### DATA FOR THIS EXERCISE ###

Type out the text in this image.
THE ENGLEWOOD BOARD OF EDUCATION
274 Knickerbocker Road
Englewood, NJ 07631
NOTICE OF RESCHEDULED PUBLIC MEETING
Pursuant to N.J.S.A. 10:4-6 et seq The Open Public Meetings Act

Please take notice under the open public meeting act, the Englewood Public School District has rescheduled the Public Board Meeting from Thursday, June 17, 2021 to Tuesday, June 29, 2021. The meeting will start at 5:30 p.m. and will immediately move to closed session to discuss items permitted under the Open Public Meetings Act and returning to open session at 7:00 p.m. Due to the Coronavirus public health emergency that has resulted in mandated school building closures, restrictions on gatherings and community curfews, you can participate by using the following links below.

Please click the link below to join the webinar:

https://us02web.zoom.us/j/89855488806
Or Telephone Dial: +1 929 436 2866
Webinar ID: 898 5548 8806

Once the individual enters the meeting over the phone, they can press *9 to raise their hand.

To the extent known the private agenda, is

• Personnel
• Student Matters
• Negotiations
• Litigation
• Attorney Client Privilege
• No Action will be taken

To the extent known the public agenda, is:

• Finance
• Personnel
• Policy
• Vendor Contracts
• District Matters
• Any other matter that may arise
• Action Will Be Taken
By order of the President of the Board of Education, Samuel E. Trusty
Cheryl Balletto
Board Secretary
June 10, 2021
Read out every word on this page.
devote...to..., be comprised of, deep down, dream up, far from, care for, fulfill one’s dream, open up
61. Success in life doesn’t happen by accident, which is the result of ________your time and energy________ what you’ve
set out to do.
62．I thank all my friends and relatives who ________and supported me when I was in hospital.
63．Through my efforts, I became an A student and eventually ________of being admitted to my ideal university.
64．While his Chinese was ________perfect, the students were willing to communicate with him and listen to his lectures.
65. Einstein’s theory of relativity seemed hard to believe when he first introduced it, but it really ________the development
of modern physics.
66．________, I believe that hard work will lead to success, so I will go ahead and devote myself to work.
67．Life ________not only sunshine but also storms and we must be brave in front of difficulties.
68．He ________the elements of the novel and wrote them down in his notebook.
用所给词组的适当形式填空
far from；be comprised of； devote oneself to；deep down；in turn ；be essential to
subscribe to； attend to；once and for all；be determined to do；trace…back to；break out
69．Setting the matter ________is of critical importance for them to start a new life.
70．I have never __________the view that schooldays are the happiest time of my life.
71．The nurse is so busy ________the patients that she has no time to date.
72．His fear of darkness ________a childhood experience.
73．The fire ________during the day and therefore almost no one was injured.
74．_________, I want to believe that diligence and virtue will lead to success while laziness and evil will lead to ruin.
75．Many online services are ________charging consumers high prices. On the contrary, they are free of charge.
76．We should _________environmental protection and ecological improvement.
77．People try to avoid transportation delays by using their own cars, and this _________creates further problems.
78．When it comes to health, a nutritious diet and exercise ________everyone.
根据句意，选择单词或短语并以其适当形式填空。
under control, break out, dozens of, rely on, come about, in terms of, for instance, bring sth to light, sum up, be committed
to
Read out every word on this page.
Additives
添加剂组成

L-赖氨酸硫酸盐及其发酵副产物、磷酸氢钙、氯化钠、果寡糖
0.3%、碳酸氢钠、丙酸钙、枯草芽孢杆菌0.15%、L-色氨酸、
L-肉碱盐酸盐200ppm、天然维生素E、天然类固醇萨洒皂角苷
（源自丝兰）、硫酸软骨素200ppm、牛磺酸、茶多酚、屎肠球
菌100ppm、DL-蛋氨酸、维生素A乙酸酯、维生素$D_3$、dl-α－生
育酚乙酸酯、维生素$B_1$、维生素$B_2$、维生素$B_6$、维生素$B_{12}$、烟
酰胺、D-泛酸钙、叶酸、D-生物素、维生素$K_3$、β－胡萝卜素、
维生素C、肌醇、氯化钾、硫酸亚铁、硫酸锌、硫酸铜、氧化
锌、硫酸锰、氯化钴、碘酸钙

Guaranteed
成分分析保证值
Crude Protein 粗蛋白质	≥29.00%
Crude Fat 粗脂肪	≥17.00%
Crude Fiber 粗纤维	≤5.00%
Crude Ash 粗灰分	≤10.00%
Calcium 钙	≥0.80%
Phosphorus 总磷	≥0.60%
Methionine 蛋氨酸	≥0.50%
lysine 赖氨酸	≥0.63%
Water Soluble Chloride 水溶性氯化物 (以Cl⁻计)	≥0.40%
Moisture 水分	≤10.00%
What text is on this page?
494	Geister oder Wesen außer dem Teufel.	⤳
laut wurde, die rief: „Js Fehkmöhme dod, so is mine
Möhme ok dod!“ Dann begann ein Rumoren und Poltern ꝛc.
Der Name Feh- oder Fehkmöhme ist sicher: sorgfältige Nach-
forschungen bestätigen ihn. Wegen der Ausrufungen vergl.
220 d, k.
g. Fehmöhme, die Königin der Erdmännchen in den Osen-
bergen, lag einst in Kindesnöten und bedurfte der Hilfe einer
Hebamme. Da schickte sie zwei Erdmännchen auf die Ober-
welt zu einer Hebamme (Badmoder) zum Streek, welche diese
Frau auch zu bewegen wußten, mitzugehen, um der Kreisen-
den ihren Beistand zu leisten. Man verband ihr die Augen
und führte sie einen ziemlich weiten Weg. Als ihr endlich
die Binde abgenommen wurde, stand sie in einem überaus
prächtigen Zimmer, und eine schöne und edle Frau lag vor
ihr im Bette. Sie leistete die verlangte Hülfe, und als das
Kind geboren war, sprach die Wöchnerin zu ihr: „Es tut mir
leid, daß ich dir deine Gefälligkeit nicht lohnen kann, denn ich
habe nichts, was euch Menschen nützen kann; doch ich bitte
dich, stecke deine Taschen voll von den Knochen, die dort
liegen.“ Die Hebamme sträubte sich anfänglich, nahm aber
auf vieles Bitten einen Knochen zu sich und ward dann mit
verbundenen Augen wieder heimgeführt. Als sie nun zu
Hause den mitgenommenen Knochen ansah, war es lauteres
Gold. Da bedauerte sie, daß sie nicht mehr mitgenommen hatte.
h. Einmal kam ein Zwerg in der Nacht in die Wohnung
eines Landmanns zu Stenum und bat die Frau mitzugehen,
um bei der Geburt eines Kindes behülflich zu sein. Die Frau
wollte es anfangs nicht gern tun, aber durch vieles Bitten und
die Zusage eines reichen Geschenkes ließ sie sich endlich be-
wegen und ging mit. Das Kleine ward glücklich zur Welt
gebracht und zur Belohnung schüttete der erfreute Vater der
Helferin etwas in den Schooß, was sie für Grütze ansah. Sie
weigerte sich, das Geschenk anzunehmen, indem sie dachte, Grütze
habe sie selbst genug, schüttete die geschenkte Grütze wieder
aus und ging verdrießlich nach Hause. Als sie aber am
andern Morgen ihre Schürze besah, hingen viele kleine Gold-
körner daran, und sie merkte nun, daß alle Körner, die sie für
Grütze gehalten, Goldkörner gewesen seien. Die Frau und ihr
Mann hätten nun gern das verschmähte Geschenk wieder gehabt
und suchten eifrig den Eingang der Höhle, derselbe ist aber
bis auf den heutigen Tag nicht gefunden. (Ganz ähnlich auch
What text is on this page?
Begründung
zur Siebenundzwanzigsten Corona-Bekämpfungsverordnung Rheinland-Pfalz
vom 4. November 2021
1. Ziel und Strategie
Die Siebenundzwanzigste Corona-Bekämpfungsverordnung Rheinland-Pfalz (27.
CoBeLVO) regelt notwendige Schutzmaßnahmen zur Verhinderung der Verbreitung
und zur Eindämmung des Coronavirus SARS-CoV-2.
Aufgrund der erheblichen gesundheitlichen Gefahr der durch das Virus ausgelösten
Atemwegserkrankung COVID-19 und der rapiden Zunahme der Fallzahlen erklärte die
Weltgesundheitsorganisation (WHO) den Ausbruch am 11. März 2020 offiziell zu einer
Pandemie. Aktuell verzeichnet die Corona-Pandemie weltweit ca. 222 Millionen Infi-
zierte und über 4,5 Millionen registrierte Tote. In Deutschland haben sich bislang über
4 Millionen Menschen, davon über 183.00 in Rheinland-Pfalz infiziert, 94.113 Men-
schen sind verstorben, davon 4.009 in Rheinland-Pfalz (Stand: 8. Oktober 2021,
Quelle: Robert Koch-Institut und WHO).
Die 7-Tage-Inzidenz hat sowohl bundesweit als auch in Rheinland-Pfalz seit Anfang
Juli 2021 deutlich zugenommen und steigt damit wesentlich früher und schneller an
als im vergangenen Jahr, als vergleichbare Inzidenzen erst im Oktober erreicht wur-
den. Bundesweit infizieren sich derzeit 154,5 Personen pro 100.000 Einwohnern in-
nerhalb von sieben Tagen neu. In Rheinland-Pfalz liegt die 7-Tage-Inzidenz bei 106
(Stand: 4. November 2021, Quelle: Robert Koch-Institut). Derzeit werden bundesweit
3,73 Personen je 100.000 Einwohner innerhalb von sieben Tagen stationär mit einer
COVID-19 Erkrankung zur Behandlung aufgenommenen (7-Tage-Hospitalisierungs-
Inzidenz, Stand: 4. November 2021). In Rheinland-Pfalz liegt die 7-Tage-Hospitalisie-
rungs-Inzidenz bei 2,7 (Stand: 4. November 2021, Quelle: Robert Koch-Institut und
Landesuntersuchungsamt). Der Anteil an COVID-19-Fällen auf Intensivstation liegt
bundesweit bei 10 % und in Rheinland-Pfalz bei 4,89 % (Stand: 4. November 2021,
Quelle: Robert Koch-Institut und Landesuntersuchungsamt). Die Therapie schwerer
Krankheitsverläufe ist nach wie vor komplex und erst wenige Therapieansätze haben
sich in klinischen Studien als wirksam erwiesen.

###

Note every line of the records that holds the word "extent", and copy it.

To the extent known the private agenda, is
To the extent known the public agenda, is:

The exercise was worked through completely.